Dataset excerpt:
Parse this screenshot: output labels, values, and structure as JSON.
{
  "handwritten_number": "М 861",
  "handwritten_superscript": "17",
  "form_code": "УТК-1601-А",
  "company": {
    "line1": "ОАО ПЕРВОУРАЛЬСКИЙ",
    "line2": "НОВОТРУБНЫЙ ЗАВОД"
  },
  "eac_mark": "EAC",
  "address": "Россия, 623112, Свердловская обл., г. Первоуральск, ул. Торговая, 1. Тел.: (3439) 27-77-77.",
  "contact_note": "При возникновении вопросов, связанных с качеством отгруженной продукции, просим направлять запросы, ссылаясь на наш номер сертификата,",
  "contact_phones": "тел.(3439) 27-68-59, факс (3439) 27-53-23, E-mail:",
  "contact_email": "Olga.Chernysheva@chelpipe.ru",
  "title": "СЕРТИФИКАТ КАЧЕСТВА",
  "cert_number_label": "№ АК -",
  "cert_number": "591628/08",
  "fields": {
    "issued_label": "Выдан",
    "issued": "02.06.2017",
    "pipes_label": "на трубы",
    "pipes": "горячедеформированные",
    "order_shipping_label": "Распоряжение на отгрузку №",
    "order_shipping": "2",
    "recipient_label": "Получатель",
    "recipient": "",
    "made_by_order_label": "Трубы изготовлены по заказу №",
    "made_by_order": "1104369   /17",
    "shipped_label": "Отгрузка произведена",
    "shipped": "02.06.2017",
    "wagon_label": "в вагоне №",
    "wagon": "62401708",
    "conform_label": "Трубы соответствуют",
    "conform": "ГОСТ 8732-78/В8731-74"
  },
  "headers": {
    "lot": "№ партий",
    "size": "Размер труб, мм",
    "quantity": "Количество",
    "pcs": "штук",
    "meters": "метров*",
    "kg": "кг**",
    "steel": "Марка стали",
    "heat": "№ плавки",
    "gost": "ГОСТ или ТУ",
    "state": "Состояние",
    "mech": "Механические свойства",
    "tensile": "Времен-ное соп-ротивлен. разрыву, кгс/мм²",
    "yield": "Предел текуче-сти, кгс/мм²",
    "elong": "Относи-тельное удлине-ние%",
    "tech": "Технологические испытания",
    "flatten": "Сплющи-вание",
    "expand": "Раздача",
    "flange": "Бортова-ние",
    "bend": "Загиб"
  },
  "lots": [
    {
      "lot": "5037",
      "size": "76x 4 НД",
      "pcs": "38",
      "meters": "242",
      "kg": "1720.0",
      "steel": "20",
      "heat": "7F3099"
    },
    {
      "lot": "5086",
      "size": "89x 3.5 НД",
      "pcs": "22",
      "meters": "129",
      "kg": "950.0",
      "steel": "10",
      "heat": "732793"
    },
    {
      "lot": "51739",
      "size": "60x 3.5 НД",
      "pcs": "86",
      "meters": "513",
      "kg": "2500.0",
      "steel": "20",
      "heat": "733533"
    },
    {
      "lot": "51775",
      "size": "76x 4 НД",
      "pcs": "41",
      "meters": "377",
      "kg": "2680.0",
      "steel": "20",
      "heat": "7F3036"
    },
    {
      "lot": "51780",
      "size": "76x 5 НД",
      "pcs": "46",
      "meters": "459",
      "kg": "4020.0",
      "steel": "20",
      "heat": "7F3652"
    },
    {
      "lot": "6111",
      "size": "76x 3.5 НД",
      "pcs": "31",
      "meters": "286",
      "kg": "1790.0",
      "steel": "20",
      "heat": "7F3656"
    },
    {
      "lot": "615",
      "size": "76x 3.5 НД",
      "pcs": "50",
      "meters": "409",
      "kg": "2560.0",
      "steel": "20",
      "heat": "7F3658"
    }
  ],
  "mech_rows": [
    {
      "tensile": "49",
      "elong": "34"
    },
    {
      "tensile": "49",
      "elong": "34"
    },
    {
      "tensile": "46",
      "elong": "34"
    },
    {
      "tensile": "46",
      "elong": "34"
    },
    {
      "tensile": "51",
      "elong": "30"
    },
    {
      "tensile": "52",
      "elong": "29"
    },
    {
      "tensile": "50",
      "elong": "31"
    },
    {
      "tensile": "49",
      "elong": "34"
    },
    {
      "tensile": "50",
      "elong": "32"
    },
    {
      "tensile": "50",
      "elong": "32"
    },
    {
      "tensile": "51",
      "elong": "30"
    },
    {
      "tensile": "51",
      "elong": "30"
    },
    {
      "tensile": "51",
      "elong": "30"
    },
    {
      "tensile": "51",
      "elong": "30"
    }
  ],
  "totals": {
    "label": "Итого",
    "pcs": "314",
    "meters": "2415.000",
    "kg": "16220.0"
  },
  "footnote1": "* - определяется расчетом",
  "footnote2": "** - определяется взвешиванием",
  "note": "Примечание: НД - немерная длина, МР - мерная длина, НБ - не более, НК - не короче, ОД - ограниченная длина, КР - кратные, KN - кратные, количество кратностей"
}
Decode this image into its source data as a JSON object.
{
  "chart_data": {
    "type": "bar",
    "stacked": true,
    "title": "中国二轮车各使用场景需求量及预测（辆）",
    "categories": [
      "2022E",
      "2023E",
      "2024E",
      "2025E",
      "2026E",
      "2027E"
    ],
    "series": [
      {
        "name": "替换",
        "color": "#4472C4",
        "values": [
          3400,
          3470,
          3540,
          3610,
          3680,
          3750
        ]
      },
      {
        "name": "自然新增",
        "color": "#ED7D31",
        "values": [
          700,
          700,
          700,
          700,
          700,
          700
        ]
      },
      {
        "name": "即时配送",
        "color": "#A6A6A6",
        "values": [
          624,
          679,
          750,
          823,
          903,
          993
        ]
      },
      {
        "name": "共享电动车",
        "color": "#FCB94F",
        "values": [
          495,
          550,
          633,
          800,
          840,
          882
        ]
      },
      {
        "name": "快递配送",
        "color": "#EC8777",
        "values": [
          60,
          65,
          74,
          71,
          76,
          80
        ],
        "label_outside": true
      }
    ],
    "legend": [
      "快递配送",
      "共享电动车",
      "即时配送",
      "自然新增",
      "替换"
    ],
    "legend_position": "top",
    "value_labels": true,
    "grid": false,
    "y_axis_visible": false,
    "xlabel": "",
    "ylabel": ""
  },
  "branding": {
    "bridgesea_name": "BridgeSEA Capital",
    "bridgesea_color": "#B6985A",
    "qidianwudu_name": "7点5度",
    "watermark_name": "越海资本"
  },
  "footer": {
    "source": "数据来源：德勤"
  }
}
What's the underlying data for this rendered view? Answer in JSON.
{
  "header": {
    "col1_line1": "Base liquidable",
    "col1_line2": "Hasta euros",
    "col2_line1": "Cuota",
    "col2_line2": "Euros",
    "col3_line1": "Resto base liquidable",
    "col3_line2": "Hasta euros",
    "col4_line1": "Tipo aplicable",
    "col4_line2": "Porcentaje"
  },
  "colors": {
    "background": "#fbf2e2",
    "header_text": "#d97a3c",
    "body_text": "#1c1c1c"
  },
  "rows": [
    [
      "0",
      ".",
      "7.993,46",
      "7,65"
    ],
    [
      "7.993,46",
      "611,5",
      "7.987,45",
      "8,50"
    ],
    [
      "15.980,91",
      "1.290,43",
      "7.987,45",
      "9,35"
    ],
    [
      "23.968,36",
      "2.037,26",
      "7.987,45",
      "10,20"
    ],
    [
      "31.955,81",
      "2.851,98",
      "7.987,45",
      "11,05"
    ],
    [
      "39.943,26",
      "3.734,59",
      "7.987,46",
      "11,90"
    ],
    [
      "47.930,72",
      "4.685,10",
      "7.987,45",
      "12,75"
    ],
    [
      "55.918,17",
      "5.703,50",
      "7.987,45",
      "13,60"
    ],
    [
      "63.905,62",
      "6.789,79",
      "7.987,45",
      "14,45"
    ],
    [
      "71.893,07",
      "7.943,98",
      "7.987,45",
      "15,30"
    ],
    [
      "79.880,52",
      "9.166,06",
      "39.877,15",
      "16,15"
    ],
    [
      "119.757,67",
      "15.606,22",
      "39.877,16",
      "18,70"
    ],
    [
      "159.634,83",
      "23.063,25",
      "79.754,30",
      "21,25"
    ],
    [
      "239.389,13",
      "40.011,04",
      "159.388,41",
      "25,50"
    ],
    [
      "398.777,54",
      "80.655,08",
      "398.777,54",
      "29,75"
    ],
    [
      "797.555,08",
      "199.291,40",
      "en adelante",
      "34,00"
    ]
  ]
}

Written exercise | In the records above, locate the line that contains "What's the underlying". Repeat it and every line after it, exactly, and nothing else.

Answer to the task |
What's the underlying data for this rendered view? Answer in JSON.
{
  "header": {
    "col1_line1": "Base liquidable",
    "col1_line2": "Hasta euros",
    "col2_line1": "Cuota",
    "col2_line2": "Euros",
    "col3_line1": "Resto base liquidable",
    "col3_line2": "Hasta euros",
    "col4_line1": "Tipo aplicable",
    "col4_line2": "Porcentaje"
  },
  "colors": {
    "background": "#fbf2e2",
    "header_text": "#d97a3c",
    "body_text": "#1c1c1c"
  },
  "rows": [
    [
      "0",
      ".",
      "7.993,46",
      "7,65"
    ],
    [
      "7.993,46",
      "611,5",
      "7.987,45",
      "8,50"
    ],
    [
      "15.980,91",
      "1.290,43",
      "7.987,45",
      "9,35"
    ],
    [
      "23.968,36",
      "2.037,26",
      "7.987,45",
      "10,20"
    ],
    [
      "31.955,81",
      "2.851,98",
      "7.987,45",
      "11,05"
    ],
    [
      "39.943,26",
      "3.734,59",
      "7.987,46",
      "11,90"
    ],
    [
      "47.930,72",
      "4.685,10",
      "7.987,45",
      "12,75"
    ],
    [
      "55.918,17",
      "5.703,50",
      "7.987,45",
      "13,60"
    ],
    [
      "63.905,62",
      "6.789,79",
      "7.987,45",
      "14,45"
    ],
    [
      "71.893,07",
      "7.943,98",
      "7.987,45",
      "15,30"
    ],
    [
      "79.880,52",
      "9.166,06",
      "39.877,15",
      "16,15"
    ],
    [
      "119.757,67",
      "15.606,22",
      "39.877,16",
      "18,70"
    ],
    [
      "159.634,83",
      "23.063,25",
      "79.754,30",
      "21,25"
    ],
    [
      "239.389,13",
      "40.011,04",
      "159.388,41",
      "25,50"
    ],
    [
      "398.777,54",
      "80.655,08",
      "398.777,54",
      "29,75"
    ],
    [
      "797.555,08",
      "199.291,40",
      "en adelante",
      "34,00"
    ]
  ]
}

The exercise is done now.